Data extracted from a collection
=====

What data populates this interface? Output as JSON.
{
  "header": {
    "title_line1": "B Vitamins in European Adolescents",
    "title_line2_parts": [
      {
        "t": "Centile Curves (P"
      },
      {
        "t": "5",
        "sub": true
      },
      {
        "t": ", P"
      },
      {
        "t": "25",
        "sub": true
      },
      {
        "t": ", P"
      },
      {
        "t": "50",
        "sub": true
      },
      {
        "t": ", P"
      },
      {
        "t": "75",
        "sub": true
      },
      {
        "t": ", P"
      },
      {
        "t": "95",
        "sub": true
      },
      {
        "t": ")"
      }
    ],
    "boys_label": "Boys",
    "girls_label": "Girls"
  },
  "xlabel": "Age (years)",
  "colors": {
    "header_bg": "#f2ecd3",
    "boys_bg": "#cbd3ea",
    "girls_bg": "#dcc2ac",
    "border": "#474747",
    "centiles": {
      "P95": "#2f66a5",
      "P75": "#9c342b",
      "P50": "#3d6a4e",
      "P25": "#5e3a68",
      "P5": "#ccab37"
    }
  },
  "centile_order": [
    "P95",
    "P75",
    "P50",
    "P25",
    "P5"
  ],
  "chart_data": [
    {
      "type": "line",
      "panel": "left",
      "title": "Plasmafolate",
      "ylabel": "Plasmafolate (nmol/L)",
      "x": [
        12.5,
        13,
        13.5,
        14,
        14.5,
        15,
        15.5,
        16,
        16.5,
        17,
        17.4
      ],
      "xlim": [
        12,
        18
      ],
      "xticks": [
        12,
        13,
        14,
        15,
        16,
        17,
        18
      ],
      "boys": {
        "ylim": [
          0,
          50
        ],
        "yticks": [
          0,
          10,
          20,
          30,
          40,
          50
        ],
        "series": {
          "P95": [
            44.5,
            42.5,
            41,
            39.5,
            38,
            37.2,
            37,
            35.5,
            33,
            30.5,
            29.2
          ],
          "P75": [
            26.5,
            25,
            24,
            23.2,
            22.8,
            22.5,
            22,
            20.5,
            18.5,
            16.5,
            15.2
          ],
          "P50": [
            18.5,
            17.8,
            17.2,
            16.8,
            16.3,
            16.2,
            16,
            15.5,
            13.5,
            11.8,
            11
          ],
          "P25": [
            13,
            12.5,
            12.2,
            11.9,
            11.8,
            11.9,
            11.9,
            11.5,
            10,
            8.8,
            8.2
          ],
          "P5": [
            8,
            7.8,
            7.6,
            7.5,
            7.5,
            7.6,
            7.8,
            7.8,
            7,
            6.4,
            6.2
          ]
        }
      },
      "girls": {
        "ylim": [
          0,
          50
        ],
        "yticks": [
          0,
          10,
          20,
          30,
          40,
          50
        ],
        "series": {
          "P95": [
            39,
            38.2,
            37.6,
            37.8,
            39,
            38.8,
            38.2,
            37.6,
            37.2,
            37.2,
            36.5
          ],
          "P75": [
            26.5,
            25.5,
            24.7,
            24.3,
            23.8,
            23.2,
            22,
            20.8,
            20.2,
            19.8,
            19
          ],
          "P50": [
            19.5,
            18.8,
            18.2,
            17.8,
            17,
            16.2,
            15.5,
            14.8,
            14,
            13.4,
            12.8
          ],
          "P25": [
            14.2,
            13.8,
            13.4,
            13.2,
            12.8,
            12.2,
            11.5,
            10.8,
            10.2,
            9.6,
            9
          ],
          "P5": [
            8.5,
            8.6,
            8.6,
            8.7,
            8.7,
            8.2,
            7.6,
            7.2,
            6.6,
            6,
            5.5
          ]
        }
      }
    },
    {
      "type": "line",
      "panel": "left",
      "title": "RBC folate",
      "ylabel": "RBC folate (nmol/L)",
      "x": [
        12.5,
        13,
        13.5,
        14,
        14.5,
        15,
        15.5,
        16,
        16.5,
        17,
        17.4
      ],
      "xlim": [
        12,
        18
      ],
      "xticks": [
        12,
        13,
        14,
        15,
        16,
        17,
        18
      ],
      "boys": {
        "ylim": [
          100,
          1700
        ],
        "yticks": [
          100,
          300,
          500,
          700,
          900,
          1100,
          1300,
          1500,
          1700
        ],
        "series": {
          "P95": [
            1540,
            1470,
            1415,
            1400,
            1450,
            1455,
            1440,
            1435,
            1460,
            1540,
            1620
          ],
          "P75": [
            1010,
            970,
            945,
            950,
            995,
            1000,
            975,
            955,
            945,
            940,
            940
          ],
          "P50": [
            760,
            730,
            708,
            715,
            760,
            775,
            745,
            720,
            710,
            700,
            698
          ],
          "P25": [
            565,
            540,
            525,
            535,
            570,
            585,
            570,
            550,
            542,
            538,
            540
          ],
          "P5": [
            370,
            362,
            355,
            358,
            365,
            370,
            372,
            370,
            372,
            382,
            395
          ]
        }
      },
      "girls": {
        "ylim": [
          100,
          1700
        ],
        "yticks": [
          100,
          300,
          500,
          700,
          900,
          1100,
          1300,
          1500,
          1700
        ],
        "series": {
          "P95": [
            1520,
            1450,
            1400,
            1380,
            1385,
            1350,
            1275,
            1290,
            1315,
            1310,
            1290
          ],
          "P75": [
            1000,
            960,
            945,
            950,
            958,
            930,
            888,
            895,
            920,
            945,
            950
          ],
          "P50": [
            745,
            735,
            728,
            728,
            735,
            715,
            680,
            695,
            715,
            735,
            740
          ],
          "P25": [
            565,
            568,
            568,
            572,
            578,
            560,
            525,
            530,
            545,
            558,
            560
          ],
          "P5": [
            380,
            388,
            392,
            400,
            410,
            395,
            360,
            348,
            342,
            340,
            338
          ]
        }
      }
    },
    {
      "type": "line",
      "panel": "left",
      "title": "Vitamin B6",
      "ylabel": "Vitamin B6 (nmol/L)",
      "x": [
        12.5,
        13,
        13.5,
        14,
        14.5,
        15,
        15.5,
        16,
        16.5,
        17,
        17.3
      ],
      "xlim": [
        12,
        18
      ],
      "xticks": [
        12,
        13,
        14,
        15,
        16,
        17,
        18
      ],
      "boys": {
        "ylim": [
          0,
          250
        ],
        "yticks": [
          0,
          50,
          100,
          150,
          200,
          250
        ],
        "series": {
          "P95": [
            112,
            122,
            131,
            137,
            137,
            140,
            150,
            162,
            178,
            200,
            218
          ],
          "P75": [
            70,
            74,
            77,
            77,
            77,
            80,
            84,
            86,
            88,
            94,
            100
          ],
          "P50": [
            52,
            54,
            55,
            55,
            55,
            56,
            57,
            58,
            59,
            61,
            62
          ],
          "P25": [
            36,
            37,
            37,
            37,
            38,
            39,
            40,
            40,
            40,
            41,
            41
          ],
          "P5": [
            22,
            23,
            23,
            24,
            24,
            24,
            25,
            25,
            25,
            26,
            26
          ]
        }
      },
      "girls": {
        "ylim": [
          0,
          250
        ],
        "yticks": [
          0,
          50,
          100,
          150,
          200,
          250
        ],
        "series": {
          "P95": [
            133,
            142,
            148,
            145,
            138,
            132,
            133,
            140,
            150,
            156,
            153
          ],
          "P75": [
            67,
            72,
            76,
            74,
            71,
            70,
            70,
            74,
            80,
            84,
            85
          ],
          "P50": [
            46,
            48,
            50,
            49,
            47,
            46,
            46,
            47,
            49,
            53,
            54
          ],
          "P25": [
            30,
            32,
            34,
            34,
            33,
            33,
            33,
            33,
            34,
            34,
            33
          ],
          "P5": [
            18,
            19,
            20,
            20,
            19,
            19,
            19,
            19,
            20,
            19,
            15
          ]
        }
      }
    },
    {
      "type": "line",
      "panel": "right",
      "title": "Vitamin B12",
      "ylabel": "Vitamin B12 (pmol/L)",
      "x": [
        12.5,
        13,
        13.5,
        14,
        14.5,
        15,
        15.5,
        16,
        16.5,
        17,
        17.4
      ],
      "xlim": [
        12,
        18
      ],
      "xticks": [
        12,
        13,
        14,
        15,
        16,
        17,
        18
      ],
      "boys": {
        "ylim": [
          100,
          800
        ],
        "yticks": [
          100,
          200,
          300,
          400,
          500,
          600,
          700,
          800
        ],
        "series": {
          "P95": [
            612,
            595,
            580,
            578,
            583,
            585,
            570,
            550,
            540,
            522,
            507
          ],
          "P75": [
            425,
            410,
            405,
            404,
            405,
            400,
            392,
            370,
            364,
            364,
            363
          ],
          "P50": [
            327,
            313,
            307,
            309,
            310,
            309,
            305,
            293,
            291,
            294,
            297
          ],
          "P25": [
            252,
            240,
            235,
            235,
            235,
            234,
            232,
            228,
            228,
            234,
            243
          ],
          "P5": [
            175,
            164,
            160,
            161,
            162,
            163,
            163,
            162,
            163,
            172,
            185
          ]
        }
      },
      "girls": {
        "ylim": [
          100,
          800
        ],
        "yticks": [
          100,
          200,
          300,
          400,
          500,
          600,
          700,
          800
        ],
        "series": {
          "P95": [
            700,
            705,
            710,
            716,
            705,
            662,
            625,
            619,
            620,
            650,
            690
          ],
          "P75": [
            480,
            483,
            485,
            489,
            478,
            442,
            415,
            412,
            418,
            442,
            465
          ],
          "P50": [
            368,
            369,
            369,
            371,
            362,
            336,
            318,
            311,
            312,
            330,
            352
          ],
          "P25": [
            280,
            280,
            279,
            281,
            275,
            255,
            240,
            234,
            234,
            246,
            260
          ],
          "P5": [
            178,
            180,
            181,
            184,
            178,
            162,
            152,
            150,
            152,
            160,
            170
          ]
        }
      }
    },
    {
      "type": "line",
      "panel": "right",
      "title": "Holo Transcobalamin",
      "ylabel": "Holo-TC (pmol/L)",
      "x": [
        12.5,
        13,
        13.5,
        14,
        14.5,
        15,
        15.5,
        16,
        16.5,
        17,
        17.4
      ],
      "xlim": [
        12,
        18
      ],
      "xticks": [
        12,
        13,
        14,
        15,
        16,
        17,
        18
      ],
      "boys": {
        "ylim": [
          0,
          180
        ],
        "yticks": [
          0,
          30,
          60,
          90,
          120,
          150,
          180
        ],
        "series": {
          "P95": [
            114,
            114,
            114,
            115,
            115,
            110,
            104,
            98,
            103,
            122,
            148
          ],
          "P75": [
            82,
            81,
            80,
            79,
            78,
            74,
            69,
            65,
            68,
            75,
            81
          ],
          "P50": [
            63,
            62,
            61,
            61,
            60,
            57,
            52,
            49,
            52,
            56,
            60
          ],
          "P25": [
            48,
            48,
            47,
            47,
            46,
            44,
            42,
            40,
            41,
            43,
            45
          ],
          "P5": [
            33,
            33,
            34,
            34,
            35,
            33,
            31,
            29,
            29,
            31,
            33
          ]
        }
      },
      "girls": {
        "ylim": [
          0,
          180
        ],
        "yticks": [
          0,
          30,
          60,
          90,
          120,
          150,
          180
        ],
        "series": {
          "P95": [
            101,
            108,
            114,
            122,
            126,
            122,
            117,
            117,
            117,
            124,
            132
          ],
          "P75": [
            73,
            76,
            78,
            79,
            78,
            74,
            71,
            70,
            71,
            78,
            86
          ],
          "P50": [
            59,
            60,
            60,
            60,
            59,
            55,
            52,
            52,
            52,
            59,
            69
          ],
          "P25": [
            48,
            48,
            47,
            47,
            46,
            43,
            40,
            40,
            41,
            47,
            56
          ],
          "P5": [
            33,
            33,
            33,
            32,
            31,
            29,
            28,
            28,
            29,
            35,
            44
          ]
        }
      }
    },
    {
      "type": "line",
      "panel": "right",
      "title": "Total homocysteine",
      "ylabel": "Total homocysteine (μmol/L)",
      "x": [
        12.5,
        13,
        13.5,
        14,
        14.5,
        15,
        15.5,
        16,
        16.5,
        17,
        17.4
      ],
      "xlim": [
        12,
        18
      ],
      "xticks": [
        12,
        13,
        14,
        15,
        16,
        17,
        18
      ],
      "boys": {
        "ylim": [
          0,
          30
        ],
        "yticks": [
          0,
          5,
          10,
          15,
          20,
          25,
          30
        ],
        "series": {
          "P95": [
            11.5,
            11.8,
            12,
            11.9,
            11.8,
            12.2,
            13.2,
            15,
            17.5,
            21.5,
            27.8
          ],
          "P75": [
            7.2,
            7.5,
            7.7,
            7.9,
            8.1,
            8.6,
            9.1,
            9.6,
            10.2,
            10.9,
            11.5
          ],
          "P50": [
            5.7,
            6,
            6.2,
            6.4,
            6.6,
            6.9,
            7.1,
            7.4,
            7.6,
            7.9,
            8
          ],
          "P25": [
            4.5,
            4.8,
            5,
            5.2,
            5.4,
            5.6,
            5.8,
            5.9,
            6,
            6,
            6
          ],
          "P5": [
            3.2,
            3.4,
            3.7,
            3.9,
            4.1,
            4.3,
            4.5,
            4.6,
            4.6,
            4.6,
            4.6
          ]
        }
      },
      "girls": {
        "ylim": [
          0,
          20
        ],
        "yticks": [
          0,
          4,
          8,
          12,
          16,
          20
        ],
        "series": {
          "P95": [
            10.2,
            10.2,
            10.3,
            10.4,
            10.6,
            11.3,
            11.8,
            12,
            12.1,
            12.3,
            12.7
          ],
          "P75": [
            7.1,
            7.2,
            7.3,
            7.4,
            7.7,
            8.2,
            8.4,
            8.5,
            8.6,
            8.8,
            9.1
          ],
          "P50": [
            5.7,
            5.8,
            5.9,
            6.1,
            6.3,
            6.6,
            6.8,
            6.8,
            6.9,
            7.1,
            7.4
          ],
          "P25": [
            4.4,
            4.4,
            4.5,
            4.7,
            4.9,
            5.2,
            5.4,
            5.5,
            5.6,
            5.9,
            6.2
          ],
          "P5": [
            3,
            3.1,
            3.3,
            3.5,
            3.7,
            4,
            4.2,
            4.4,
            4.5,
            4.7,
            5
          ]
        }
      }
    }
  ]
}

=====

**Aim**
Identify each line containing the string "Holo" and copy it out.

**Problem solution**
      "title": "Holo Transcobalamin",
      "ylabel": "Holo-TC (pmol/L)",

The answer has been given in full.